* Task to complete *
In the material below, identify each line bearing the word "口腔ケア". Reproduce those lines.

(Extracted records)
+ + +

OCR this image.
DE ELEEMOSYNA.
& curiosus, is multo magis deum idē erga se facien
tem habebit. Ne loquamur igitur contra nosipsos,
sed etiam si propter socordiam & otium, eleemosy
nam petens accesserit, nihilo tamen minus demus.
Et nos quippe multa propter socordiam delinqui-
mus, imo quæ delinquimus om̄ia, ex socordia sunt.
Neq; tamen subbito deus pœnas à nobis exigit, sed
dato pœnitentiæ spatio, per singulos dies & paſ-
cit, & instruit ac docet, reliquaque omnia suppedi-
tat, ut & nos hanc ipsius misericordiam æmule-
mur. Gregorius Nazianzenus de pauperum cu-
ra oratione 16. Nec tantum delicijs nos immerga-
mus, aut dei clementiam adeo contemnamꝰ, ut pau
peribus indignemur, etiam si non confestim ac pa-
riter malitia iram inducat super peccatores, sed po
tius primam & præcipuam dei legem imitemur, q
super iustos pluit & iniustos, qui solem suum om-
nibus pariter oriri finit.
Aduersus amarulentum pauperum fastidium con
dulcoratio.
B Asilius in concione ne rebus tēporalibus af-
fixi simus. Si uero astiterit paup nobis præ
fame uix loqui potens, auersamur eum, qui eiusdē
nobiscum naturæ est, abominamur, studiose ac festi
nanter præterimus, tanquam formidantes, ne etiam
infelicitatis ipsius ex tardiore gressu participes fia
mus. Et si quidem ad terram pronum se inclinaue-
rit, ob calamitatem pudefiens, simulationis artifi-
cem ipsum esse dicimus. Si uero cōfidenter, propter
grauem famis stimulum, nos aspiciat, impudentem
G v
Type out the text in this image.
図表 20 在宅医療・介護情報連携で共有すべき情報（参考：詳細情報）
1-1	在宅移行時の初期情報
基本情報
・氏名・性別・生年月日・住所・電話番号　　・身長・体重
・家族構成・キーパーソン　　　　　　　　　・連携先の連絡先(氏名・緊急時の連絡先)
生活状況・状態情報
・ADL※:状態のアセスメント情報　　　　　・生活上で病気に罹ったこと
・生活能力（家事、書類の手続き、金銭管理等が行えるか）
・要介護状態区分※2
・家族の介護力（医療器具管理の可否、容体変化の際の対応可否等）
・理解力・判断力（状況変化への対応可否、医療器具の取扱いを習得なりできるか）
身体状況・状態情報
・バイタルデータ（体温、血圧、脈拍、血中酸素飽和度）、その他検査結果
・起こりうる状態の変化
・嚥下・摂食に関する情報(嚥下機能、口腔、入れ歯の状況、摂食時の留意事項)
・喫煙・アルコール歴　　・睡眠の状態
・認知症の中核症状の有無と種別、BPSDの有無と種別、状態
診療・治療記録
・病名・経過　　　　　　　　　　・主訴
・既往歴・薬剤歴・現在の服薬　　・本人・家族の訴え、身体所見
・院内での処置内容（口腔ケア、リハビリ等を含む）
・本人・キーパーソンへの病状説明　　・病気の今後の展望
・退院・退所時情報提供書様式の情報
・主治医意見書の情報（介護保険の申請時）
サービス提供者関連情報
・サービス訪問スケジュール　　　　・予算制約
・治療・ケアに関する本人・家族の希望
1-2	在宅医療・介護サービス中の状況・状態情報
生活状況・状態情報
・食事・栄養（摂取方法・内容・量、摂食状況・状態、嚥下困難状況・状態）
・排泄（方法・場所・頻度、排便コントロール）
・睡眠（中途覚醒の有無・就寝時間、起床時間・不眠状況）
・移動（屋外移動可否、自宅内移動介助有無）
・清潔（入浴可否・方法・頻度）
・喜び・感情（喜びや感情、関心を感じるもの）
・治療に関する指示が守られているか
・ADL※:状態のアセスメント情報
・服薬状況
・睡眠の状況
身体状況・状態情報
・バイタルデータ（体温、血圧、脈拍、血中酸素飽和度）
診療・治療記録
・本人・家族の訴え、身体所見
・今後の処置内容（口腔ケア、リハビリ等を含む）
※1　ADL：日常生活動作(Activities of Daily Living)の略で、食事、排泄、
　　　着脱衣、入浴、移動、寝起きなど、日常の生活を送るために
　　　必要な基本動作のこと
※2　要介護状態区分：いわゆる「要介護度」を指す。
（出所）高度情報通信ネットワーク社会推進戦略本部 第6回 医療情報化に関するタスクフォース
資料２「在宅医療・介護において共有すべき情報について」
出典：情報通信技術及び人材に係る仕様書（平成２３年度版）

+ + +

* Final answer *
・院内での処置内容（口腔ケア、リハビリ等を含む）
・今後の処置内容（口腔ケア、リハビリ等を含む）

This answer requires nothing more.